[Dataset excerpt]
________________________________________
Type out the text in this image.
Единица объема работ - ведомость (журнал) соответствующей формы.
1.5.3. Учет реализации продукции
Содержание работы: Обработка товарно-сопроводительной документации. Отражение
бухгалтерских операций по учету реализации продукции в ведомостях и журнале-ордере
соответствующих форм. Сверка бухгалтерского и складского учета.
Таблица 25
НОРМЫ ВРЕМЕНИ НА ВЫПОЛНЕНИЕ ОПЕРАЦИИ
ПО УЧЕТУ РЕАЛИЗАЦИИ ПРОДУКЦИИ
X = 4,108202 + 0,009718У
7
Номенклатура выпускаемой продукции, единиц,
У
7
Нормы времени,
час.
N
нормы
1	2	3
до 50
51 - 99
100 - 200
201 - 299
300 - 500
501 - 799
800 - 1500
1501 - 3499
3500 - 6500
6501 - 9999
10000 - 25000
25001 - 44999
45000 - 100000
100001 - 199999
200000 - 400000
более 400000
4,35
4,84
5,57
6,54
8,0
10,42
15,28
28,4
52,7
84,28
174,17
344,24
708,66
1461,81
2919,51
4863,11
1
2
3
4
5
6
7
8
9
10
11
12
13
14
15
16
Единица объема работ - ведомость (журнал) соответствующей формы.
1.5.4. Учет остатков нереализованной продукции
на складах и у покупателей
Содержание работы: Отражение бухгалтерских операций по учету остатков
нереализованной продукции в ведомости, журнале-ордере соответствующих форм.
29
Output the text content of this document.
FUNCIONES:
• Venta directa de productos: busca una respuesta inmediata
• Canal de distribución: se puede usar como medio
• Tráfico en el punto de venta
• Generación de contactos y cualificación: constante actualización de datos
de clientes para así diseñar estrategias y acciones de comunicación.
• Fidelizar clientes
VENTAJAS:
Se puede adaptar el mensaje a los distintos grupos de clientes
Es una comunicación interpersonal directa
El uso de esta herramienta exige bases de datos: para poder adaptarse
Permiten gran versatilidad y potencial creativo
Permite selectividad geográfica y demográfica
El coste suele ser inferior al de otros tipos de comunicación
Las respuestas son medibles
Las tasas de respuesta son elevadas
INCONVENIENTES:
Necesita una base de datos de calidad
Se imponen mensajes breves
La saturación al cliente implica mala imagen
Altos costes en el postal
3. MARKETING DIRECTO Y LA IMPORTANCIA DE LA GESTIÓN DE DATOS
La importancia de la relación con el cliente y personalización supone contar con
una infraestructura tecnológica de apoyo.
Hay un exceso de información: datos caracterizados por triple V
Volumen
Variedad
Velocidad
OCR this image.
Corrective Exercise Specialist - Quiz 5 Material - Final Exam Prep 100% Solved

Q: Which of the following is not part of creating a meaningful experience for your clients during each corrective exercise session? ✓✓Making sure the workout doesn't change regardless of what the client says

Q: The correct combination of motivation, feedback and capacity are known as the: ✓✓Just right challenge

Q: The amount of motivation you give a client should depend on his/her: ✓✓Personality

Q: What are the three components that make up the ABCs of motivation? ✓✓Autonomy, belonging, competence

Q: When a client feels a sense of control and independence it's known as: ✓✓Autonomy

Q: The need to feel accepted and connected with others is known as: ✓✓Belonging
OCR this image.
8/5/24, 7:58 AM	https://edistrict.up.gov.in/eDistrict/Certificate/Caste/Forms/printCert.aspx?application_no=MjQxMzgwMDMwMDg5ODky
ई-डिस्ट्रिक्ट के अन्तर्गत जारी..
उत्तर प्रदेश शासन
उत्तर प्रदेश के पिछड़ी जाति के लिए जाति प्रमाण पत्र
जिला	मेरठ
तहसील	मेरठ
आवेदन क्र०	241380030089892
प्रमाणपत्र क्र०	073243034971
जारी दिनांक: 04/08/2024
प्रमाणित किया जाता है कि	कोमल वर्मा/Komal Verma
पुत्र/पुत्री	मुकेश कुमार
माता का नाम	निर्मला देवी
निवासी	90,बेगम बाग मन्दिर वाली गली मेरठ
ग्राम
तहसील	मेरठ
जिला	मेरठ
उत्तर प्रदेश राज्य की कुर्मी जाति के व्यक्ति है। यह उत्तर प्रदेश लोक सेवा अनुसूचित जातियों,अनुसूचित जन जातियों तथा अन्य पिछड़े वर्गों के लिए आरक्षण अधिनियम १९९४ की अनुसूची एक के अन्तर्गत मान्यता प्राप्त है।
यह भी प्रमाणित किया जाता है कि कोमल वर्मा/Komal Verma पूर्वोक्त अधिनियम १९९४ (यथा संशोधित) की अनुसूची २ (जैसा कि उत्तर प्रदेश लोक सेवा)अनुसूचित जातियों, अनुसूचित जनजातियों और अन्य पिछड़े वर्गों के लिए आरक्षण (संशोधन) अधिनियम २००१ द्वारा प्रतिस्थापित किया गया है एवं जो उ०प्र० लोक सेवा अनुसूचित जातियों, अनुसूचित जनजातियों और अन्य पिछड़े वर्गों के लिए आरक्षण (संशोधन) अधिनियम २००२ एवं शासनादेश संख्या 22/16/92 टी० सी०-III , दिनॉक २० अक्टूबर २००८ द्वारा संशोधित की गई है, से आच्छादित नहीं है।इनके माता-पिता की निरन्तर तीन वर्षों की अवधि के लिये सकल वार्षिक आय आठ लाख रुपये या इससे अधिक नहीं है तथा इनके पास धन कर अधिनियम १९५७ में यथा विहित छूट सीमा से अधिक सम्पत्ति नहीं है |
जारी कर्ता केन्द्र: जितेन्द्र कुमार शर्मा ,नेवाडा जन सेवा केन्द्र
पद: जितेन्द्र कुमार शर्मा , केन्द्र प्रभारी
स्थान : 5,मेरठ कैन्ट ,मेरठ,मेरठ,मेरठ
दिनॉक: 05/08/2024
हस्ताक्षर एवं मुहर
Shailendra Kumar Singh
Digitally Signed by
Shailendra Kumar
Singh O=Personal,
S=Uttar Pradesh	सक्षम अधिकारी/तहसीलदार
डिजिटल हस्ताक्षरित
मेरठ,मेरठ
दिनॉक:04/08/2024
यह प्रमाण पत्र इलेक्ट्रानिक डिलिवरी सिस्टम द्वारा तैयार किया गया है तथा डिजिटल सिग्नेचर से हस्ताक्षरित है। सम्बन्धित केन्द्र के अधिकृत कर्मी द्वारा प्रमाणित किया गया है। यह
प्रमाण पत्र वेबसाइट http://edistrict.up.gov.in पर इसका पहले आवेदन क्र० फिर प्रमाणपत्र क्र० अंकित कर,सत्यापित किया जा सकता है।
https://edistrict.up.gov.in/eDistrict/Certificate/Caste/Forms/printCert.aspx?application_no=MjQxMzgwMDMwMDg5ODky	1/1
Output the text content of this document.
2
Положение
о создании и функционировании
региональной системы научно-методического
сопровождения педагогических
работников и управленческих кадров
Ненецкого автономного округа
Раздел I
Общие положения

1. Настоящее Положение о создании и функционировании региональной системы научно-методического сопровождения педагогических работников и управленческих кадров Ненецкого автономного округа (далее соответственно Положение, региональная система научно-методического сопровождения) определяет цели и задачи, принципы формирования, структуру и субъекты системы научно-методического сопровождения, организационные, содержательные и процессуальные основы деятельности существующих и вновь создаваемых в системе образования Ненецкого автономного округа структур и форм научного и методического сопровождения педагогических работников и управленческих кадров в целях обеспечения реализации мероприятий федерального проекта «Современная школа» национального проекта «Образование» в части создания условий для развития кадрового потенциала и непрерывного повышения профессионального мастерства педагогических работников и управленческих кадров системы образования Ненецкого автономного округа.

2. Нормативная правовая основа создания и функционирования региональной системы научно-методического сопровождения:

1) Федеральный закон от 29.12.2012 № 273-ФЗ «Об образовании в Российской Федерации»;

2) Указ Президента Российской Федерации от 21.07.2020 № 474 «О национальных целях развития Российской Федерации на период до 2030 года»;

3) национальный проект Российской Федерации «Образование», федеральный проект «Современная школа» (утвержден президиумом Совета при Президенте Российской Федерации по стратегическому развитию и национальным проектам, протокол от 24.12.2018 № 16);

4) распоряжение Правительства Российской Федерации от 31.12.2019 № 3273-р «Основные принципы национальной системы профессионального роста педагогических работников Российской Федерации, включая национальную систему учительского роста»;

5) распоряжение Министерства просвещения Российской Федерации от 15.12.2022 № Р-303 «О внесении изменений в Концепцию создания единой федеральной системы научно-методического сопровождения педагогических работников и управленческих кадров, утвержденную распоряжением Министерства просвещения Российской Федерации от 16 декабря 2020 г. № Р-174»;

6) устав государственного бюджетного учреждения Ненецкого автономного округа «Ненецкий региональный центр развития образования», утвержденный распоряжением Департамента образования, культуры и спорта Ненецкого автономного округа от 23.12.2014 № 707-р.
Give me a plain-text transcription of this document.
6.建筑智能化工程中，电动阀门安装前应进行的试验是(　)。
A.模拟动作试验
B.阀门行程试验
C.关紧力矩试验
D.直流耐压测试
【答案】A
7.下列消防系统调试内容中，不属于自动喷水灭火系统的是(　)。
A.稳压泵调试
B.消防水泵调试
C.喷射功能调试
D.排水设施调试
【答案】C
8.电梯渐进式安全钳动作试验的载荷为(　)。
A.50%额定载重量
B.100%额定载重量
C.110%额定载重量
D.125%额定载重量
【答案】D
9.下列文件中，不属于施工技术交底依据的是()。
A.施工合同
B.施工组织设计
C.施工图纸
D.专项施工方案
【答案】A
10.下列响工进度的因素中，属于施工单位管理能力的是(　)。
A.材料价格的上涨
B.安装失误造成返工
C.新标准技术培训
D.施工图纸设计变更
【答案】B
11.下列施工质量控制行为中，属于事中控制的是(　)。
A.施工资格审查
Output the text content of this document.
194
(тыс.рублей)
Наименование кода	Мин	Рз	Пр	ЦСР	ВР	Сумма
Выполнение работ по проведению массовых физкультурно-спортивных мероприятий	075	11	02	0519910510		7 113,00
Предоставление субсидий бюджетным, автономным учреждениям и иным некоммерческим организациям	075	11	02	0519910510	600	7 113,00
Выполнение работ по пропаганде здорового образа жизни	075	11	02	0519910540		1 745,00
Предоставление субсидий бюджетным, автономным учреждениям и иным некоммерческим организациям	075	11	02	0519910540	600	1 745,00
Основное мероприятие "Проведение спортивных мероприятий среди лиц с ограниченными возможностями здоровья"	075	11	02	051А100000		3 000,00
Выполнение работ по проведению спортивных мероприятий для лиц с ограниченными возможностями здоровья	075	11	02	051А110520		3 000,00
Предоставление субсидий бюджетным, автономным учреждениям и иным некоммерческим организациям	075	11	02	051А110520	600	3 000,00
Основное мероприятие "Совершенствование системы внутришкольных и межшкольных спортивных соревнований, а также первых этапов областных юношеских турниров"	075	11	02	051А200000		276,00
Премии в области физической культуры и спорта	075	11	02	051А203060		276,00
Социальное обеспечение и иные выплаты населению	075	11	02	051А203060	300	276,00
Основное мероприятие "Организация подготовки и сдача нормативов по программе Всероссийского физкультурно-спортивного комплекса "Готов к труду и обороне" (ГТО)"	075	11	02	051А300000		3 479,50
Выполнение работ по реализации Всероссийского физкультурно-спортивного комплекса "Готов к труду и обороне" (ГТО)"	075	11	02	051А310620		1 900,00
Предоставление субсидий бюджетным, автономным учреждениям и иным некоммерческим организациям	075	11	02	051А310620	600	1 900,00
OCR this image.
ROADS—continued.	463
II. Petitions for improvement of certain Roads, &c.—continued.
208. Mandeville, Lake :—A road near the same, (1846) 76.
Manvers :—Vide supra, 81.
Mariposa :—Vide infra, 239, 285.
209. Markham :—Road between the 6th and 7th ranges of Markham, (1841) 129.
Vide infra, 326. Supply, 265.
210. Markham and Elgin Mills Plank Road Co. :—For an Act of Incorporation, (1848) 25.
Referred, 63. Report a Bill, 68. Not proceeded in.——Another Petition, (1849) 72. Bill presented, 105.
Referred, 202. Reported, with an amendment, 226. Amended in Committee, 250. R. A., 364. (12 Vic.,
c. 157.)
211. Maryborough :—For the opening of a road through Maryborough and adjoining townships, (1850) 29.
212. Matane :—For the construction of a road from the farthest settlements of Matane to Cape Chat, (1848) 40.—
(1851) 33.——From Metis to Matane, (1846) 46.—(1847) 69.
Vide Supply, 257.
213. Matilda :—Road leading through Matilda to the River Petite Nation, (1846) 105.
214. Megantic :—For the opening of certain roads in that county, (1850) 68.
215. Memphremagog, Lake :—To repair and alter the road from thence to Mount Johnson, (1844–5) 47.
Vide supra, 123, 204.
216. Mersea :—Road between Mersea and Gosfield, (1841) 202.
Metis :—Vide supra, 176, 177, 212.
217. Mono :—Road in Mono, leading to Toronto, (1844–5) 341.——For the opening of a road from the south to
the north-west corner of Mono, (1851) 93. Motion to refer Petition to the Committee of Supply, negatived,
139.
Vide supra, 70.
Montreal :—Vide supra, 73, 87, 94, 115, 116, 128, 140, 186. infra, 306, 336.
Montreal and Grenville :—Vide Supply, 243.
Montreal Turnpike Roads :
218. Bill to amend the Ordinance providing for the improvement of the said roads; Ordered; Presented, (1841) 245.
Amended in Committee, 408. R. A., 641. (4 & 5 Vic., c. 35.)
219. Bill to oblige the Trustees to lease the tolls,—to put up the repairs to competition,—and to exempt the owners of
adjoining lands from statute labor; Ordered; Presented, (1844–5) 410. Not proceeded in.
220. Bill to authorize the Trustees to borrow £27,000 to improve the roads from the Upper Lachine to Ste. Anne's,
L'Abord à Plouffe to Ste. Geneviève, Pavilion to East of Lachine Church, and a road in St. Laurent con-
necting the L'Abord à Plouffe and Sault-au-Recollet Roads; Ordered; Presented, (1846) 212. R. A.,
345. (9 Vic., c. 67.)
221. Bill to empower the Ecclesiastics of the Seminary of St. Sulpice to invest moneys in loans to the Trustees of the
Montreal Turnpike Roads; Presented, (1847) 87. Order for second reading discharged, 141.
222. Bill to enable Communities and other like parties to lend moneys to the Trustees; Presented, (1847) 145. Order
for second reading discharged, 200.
________________________________________
- _Problem details_
Using the listing above, show each line holding the string "Современная".

- _Exercise response_
1. Настоящее Положение о создании и функционировании региональной системы научно-методического сопровождения педагогических работников и управленческих кадров Ненецкого автономного округа (далее соответственно Положение, региональная система научно-методического сопровождения) определяет цели и задачи, принципы формирования, структуру и субъекты системы научно-методического сопровождения, организационные, содержательные и процессуальные основы деятельности существующих и вновь создаваемых в системе образования Ненецкого автономного округа структур и форм научного и методического сопровождения педагогических работников и управленческих кадров в целях обеспечения реализации мероприятий федерального проекта «Современная школа» национального проекта «Образование» в части создания условий для развития кадрового потенциала и непрерывного повышения профессионального мастерства педагогических работников и управленческих кадров системы образования Ненецкого автономного округа.
3) национальный проект Российской Федерации «Образование», федеральный проект «Современная школа» (утвержден президиумом Совета при Президенте Российской Федерации по стратегическому развитию и национальным проектам, протокол от 24.12.2018 № 16);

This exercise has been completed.